### Written problem:
Read through the entries below and return each line with the word "Ubuntu中文论坛".

━━ Data to process ━━

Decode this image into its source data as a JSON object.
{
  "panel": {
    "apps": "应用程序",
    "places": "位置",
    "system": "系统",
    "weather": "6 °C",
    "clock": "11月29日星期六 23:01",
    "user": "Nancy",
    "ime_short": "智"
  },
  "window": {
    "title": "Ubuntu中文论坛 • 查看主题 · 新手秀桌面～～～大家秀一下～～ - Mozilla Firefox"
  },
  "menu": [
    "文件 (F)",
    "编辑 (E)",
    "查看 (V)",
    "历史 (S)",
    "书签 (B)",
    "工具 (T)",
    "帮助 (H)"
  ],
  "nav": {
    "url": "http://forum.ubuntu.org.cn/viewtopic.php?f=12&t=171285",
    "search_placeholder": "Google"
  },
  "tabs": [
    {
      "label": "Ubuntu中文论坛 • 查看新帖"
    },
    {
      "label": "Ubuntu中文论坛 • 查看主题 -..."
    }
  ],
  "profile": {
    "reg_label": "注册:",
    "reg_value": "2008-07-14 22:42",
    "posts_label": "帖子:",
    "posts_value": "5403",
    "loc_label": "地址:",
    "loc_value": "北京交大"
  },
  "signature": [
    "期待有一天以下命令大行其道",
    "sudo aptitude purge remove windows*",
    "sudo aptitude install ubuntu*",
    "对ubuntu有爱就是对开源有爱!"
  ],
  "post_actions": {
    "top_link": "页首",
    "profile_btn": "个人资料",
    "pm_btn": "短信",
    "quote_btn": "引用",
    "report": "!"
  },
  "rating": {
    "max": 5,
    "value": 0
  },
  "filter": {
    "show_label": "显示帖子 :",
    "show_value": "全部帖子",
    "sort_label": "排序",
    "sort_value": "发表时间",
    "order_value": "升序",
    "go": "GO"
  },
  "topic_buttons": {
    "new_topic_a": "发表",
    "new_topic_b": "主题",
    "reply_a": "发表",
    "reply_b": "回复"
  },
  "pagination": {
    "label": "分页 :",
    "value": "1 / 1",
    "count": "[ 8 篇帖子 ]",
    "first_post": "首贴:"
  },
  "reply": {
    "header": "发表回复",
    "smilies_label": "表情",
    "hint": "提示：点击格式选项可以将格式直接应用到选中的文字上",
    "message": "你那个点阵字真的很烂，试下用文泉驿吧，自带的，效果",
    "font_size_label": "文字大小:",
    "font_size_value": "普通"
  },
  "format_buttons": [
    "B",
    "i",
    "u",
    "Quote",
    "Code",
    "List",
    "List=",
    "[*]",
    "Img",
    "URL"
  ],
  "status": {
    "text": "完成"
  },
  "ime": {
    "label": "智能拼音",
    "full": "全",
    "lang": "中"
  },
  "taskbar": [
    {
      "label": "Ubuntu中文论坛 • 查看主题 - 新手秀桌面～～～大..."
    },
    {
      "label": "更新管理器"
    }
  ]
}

━━━

### Task answer:
    "title": "Ubuntu中文论坛 • 查看主题 · 新手秀桌面～～～大家秀一下～～ - Mozilla Firefox"
      "label": "Ubuntu中文论坛 • 查看新帖"
      "label": "Ubuntu中文论坛 • 查看主题 -..."
      "label": "Ubuntu中文论坛 • 查看主题 - 新手秀桌面～～～大..."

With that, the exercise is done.